Data items:
+ + + +
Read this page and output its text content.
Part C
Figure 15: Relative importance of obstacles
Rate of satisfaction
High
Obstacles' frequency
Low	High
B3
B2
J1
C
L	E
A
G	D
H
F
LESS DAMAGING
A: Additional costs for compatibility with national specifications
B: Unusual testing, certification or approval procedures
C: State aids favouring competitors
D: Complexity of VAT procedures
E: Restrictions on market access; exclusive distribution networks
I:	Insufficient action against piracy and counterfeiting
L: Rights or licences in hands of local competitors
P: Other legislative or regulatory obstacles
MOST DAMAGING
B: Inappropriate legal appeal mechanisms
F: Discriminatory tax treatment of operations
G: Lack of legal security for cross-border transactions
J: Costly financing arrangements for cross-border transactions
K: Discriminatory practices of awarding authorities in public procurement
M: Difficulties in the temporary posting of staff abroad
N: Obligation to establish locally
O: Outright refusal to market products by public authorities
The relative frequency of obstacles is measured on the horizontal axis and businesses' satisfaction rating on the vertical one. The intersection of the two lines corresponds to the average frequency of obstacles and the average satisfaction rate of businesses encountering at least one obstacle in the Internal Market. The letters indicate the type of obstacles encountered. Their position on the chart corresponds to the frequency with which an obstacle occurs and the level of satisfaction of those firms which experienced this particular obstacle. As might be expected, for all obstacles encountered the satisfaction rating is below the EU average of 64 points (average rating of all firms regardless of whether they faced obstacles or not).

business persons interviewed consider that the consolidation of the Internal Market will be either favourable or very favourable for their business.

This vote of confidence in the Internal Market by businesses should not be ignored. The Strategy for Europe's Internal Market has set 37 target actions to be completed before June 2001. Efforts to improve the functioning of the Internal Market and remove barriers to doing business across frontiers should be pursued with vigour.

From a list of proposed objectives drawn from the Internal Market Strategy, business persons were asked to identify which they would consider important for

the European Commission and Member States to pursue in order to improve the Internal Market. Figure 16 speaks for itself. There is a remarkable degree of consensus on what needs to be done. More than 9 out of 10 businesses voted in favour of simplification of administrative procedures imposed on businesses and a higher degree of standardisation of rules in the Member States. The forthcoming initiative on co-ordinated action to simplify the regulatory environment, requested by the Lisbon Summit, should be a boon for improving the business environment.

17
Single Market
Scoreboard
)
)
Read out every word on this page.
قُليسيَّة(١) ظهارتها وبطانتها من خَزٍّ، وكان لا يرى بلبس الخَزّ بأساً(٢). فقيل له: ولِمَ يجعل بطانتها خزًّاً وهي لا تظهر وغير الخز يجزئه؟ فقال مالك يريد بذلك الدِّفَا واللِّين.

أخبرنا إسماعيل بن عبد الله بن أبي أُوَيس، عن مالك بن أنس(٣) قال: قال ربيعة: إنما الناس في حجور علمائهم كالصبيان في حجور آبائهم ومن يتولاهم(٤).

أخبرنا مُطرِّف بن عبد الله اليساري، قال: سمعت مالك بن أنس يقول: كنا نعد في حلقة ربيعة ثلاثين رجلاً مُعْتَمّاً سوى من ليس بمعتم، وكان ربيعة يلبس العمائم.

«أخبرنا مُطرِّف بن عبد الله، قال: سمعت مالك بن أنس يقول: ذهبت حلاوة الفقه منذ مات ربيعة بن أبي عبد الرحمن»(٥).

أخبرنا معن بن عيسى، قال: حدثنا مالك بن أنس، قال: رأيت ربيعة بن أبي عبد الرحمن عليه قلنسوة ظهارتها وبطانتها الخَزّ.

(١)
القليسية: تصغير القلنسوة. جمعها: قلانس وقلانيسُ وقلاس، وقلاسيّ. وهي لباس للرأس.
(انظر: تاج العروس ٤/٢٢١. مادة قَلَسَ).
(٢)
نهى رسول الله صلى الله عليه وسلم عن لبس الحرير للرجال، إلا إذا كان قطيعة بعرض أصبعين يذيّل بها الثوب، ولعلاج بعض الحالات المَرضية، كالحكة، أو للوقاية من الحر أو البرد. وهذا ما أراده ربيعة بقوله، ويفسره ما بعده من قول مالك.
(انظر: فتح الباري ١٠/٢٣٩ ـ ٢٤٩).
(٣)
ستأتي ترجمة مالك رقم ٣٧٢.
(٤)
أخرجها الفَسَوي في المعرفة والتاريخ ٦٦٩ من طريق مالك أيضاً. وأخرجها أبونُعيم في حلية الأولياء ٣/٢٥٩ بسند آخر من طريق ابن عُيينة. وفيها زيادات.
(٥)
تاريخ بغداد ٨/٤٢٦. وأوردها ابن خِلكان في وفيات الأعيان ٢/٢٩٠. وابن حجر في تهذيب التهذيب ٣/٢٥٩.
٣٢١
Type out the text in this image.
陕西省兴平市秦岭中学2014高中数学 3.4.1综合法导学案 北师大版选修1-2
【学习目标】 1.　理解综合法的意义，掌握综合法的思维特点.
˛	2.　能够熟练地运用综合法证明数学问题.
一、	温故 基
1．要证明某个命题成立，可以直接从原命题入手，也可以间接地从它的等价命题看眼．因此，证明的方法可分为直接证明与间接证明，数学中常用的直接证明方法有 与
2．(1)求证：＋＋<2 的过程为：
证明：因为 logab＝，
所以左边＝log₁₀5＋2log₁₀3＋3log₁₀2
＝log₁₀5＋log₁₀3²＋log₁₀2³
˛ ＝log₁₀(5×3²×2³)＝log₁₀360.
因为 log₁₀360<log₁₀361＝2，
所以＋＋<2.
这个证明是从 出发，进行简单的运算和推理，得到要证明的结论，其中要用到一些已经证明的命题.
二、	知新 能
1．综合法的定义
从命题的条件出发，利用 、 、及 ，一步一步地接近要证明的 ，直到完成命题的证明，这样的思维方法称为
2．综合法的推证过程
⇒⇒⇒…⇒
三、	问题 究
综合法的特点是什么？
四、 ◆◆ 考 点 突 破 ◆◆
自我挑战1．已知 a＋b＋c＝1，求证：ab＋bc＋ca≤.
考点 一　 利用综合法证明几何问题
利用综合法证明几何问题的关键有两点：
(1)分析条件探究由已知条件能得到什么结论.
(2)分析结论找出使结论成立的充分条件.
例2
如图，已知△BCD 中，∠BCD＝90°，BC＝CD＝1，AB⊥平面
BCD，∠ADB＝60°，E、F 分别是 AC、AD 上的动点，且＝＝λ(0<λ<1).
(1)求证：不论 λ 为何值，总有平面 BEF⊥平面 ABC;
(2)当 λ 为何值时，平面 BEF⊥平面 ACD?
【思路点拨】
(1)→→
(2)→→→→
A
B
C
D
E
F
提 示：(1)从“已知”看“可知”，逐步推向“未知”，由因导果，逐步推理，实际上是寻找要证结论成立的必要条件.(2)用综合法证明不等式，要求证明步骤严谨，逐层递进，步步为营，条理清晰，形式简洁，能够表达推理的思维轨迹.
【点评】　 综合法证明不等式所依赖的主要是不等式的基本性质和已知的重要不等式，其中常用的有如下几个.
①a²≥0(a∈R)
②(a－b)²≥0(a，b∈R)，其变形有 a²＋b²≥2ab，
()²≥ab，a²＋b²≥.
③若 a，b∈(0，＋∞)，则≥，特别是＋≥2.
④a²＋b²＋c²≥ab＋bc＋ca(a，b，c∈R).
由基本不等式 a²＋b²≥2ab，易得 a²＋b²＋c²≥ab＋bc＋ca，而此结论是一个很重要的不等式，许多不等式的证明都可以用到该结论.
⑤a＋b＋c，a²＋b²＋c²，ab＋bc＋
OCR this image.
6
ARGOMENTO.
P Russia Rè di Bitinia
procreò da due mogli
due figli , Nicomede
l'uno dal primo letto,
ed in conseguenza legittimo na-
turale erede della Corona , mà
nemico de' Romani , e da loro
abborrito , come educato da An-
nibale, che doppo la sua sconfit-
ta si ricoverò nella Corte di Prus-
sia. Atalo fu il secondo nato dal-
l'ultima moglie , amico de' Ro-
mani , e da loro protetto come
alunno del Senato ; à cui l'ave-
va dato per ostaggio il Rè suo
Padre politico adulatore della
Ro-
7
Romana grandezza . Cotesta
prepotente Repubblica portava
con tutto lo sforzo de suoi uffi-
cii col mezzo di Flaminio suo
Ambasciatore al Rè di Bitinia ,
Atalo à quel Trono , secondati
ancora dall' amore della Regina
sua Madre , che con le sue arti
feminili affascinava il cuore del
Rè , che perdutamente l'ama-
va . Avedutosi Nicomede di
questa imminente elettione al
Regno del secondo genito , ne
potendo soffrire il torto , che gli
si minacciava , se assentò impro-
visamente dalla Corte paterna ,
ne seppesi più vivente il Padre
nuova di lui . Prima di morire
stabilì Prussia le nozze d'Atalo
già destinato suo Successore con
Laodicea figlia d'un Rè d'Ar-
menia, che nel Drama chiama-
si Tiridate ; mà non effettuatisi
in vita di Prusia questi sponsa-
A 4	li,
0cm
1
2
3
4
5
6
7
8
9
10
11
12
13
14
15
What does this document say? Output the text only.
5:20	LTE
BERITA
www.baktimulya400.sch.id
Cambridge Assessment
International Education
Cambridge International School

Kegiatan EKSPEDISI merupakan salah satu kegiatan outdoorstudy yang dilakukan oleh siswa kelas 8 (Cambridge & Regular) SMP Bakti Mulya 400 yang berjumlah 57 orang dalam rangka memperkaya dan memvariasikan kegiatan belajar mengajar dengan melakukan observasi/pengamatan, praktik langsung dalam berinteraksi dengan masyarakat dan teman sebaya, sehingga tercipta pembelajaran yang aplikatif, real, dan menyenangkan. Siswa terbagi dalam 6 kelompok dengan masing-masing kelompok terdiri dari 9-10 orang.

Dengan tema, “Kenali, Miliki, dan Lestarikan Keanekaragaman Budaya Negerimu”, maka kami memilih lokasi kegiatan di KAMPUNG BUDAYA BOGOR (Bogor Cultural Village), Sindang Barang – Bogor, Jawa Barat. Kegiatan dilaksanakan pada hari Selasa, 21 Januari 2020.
+ + + +
*Problem description*: From the records above, how many lines include the word "عليه"? Only the number is wanted.

*Answer in full*: 2